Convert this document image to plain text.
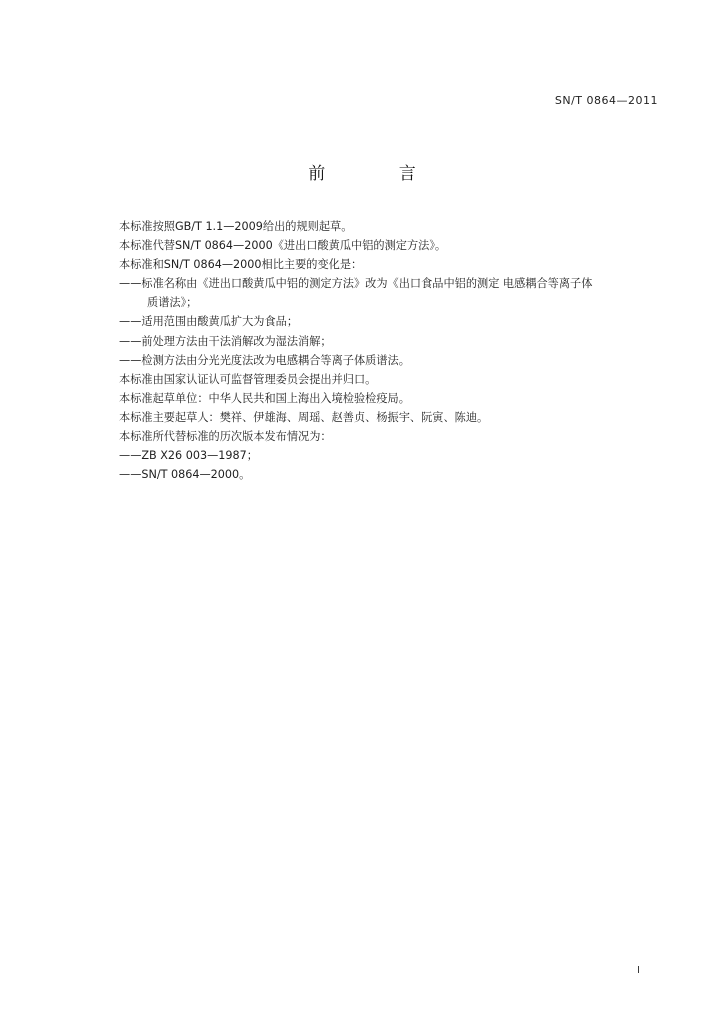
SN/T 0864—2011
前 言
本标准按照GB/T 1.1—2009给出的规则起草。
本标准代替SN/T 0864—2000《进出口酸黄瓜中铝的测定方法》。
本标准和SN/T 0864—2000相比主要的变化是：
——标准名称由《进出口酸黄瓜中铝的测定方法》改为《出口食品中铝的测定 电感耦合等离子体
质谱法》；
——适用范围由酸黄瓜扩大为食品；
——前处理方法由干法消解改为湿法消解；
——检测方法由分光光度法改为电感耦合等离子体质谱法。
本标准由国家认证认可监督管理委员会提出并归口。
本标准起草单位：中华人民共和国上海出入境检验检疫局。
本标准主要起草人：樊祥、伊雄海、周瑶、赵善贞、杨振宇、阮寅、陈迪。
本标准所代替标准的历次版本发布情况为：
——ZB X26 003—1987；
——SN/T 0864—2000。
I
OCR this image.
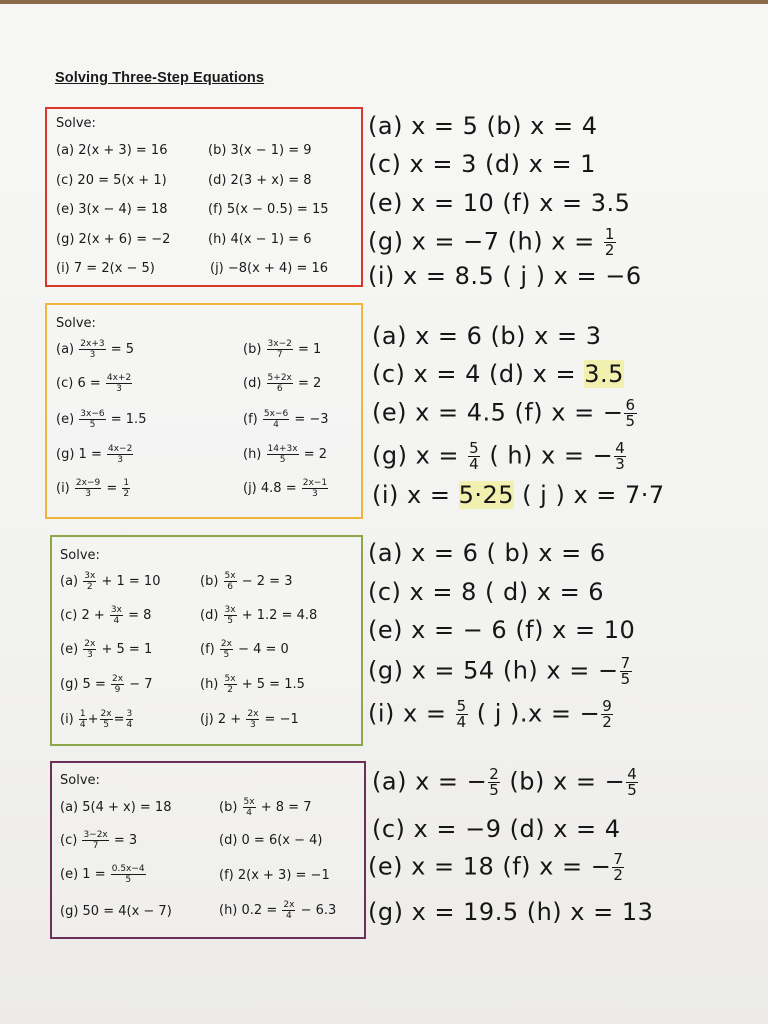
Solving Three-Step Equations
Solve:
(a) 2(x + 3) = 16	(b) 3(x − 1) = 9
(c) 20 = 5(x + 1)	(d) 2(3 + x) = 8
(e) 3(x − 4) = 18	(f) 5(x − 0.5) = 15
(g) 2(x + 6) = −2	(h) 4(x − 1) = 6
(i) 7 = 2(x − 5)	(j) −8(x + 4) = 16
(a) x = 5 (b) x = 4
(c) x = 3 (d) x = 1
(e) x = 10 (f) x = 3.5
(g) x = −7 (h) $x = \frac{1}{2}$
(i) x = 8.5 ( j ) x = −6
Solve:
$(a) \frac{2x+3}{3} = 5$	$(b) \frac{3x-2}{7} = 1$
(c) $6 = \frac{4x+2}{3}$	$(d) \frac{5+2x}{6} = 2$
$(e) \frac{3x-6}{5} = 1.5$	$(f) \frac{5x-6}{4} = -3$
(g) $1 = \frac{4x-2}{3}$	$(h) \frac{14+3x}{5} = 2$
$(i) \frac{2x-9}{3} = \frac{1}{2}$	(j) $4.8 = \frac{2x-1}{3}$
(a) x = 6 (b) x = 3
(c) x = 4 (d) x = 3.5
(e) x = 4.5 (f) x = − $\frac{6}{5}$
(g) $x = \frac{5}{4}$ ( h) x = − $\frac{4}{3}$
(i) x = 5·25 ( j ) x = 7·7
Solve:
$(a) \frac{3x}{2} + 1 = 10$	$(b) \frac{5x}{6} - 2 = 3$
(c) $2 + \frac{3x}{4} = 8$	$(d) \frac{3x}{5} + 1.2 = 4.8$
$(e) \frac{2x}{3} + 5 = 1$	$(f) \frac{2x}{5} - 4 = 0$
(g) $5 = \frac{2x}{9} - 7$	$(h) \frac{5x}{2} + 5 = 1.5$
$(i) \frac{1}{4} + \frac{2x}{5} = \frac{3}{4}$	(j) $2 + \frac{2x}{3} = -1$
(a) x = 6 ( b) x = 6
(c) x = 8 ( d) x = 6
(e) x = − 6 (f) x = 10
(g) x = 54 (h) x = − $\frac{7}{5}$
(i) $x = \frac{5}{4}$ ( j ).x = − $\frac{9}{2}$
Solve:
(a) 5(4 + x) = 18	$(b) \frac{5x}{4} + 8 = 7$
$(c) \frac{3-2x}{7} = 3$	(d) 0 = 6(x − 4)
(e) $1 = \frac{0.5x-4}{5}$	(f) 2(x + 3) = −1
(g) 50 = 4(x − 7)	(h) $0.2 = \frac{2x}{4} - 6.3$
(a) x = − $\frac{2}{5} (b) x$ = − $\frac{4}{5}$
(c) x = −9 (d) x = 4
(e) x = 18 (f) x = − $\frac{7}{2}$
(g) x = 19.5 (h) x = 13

Short problem: Quote the records above exactly, leaving out any pictures.

Finished answer:
Convert this document image to plain text.
SN/T 0864—2011
前 言
本标准按照GB/T 1.1—2009给出的规则起草。
本标准代替SN/T 0864—2000《进出口酸黄瓜中铝的测定方法》。
本标准和SN/T 0864—2000相比主要的变化是：
——标准名称由《进出口酸黄瓜中铝的测定方法》改为《出口食品中铝的测定 电感耦合等离子体
质谱法》；
——适用范围由酸黄瓜扩大为食品；
——前处理方法由干法消解改为湿法消解；
——检测方法由分光光度法改为电感耦合等离子体质谱法。
本标准由国家认证认可监督管理委员会提出并归口。
本标准起草单位：中华人民共和国上海出入境检验检疫局。
本标准主要起草人：樊祥、伊雄海、周瑶、赵善贞、杨振宇、阮寅、陈迪。
本标准所代替标准的历次版本发布情况为：
——ZB X26 003—1987；
——SN/T 0864—2000。
I
OCR this image.
Solving Three-Step Equations
Solve:
(a) 2(x + 3) = 16	(b) 3(x − 1) = 9
(c) 20 = 5(x + 1)	(d) 2(3 + x) = 8
(e) 3(x − 4) = 18	(f) 5(x − 0.5) = 15
(g) 2(x + 6) = −2	(h) 4(x − 1) = 6
(i) 7 = 2(x − 5)	(j) −8(x + 4) = 16
(a) x = 5 (b) x = 4
(c) x = 3 (d) x = 1
(e) x = 10 (f) x = 3.5
(g) x = −7 (h) $x = \frac{1}{2}$
(i) x = 8.5 ( j ) x = −6
Solve:
$(a) \frac{2x+3}{3} = 5$	$(b) \frac{3x-2}{7} = 1$
(c) $6 = \frac{4x+2}{3}$	$(d) \frac{5+2x}{6} = 2$
$(e) \frac{3x-6}{5} = 1.5$	$(f) \frac{5x-6}{4} = -3$
(g) $1 = \frac{4x-2}{3}$	$(h) \frac{14+3x}{5} = 2$
$(i) \frac{2x-9}{3} = \frac{1}{2}$	(j) $4.8 = \frac{2x-1}{3}$
(a) x = 6 (b) x = 3
(c) x = 4 (d) x = 3.5
(e) x = 4.5 (f) x = − $\frac{6}{5}$
(g) $x = \frac{5}{4}$ ( h) x = − $\frac{4}{3}$
(i) x = 5·25 ( j ) x = 7·7
Solve:
$(a) \frac{3x}{2} + 1 = 10$	$(b) \frac{5x}{6} - 2 = 3$
(c) $2 + \frac{3x}{4} = 8$	$(d) \frac{3x}{5} + 1.2 = 4.8$
$(e) \frac{2x}{3} + 5 = 1$	$(f) \frac{2x}{5} - 4 = 0$
(g) $5 = \frac{2x}{9} - 7$	$(h) \frac{5x}{2} + 5 = 1.5$
$(i) \frac{1}{4} + \frac{2x}{5} = \frac{3}{4}$	(j) $2 + \frac{2x}{3} = -1$
(a) x = 6 ( b) x = 6
(c) x = 8 ( d) x = 6
(e) x = − 6 (f) x = 10
(g) x = 54 (h) x = − $\frac{7}{5}$
(i) $x = \frac{5}{4}$ ( j ).x = − $\frac{9}{2}$
Solve:
(a) 5(4 + x) = 18	$(b) \frac{5x}{4} + 8 = 7$
$(c) \frac{3-2x}{7} = 3$	(d) 0 = 6(x − 4)
(e) $1 = \frac{0.5x-4}{5}$	(f) 2(x + 3) = −1
(g) 50 = 4(x − 7)	(h) $0.2 = \frac{2x}{4} - 6.3$
(a) x = − $\frac{2}{5} (b) x$ = − $\frac{4}{5}$
(c) x = −9 (d) x = 4
(e) x = 18 (f) x = − $\frac{7}{2}$
(g) x = 19.5 (h) x = 13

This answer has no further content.